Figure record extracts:
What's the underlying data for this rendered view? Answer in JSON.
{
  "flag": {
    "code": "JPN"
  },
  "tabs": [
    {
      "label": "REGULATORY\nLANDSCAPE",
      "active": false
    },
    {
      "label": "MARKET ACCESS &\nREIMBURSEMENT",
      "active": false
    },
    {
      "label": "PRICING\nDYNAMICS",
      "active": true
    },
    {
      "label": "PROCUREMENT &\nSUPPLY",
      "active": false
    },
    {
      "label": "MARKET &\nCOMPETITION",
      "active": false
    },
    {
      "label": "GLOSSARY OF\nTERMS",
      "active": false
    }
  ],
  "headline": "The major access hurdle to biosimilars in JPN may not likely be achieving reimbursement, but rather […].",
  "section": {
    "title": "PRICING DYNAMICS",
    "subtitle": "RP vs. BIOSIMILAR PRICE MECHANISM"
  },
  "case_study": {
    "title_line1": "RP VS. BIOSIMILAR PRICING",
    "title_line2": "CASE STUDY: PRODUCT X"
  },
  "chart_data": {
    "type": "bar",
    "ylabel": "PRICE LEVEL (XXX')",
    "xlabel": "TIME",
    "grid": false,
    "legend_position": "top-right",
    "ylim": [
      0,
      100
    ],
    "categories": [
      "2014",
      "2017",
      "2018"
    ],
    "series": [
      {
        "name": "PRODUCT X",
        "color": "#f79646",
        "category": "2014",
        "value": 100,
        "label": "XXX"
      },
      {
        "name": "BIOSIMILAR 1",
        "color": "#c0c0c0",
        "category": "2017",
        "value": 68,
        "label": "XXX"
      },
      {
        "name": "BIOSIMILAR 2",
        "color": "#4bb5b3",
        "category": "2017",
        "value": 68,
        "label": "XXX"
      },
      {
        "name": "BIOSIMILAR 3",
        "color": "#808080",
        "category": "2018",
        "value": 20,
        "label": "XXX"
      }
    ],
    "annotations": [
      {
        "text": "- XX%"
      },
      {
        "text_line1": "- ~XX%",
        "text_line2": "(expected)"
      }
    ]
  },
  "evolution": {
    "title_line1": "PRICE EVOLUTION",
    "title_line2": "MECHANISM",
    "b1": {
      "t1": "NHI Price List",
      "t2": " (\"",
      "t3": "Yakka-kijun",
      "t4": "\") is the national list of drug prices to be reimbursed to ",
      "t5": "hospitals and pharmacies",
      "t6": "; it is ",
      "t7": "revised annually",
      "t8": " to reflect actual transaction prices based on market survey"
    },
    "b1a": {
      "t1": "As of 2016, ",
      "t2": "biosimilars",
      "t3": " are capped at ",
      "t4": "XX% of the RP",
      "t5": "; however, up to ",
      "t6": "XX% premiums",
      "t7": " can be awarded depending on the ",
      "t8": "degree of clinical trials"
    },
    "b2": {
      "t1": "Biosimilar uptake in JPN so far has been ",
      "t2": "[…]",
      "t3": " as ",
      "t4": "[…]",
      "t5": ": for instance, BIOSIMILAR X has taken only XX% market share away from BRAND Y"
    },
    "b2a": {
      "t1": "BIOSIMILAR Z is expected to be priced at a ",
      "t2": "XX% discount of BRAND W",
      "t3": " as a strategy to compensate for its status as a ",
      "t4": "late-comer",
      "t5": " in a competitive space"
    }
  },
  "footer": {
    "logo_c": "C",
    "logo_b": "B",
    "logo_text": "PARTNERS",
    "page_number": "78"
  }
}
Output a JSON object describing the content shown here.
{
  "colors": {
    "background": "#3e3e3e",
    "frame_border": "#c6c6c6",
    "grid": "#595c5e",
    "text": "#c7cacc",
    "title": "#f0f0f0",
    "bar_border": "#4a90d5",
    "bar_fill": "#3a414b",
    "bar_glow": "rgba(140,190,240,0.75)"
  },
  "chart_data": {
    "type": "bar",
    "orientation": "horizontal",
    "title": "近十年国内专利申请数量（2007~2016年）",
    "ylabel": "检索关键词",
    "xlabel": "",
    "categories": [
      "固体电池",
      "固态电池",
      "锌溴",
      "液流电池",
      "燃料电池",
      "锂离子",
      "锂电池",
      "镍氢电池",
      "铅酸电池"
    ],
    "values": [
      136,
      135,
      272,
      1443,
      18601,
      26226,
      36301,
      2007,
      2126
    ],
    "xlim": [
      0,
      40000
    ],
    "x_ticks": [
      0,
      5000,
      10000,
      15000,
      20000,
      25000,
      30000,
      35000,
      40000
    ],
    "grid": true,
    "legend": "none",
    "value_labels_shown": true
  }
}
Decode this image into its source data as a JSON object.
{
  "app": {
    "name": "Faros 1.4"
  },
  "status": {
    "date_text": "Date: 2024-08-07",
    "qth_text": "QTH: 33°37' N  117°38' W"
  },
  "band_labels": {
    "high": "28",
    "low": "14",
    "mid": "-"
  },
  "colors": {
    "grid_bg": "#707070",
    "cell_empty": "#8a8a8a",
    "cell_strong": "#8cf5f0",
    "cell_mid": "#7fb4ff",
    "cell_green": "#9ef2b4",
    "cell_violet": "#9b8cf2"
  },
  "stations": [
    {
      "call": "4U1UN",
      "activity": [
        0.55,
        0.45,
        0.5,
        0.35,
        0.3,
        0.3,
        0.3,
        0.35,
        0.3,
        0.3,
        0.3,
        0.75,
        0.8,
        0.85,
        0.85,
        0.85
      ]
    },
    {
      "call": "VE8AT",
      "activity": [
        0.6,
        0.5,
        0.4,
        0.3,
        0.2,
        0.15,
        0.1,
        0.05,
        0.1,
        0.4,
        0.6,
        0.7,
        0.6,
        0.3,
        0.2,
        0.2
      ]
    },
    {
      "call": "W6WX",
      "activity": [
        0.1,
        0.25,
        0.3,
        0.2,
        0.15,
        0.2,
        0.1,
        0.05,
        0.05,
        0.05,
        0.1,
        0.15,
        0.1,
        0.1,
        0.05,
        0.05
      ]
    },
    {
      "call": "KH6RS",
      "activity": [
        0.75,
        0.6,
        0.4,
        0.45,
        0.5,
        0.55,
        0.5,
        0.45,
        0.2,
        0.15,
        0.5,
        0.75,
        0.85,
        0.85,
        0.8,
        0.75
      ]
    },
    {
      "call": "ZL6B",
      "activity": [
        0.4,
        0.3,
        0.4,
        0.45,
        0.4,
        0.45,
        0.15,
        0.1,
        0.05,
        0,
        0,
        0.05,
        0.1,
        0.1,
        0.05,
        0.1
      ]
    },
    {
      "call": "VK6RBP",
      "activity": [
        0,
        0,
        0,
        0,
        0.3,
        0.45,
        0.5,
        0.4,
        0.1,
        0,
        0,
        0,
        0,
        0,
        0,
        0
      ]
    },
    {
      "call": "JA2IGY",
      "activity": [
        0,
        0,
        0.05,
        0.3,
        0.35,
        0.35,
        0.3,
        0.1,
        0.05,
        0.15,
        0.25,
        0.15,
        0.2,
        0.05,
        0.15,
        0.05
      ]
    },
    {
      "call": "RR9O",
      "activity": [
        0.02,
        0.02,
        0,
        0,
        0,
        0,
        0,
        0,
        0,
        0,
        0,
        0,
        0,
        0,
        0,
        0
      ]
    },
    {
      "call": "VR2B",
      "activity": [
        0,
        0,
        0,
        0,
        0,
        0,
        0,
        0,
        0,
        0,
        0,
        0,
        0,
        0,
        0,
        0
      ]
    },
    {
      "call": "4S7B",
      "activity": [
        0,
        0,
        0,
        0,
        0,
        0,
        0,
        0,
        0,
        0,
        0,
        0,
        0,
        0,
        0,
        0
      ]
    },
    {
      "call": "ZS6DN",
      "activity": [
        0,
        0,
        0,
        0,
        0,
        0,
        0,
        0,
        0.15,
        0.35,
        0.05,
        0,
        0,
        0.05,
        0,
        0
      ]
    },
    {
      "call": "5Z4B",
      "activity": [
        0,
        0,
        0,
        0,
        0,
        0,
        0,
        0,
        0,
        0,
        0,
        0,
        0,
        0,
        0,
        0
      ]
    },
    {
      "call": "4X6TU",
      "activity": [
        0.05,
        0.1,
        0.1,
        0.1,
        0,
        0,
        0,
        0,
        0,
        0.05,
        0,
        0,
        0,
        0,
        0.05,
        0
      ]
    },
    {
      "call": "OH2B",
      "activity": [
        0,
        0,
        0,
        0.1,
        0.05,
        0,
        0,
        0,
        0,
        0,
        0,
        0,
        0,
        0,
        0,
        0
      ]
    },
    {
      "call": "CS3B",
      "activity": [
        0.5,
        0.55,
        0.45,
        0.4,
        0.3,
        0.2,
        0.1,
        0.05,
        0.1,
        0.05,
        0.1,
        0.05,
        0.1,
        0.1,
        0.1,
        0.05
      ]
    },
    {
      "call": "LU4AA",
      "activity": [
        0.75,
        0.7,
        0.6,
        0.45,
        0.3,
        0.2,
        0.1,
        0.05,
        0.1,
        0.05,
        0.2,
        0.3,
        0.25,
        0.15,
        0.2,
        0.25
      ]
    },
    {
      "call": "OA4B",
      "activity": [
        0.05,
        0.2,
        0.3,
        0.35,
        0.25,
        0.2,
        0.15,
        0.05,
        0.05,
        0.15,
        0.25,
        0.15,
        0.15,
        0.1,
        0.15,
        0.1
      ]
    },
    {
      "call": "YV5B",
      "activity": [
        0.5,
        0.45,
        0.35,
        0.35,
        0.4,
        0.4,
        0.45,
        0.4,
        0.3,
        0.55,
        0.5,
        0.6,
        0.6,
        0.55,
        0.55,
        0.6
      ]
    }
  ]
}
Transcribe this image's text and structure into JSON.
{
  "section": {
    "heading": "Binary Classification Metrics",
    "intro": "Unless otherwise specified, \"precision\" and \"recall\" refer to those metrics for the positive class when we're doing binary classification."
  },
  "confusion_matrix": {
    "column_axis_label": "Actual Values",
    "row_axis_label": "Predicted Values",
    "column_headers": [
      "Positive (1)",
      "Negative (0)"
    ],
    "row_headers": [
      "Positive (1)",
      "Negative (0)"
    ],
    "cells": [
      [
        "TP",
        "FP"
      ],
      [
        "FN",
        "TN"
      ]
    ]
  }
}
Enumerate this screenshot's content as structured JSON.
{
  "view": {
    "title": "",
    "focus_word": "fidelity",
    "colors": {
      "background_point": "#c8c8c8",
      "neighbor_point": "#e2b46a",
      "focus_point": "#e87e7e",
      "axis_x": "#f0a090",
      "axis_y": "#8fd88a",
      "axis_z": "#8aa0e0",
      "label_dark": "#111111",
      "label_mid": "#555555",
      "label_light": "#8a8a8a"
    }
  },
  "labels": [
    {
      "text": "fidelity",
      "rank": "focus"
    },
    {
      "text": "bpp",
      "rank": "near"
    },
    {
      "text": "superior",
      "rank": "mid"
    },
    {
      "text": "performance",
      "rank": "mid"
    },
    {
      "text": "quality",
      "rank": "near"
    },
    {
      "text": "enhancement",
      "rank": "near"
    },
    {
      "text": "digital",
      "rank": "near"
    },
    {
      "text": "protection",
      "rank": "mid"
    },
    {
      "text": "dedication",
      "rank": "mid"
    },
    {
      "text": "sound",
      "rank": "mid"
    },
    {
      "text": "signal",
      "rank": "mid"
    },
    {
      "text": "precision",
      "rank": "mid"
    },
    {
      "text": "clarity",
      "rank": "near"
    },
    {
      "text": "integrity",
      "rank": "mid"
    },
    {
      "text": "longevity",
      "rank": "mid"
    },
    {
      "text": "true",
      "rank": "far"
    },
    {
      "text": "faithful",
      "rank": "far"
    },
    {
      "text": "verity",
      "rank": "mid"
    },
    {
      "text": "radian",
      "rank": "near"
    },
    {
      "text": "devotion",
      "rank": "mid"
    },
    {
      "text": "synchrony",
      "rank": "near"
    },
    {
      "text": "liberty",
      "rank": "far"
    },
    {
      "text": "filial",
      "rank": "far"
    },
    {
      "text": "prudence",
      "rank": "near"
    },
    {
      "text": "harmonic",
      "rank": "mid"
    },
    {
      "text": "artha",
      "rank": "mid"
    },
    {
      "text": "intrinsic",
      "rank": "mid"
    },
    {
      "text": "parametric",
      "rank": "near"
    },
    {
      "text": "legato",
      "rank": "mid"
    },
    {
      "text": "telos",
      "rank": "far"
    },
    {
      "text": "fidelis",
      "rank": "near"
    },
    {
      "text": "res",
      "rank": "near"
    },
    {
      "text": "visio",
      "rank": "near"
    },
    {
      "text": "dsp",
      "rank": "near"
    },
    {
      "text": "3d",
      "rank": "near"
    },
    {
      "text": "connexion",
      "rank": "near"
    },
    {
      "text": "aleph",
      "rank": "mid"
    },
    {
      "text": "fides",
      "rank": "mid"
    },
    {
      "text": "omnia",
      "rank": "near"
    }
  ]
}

*Request:*
Look through the records and gather each line with the word "ylabel".

*Expected answer:*
    "ylabel": "PRICE LEVEL (XXX')",
    "ylabel": "检索关键词",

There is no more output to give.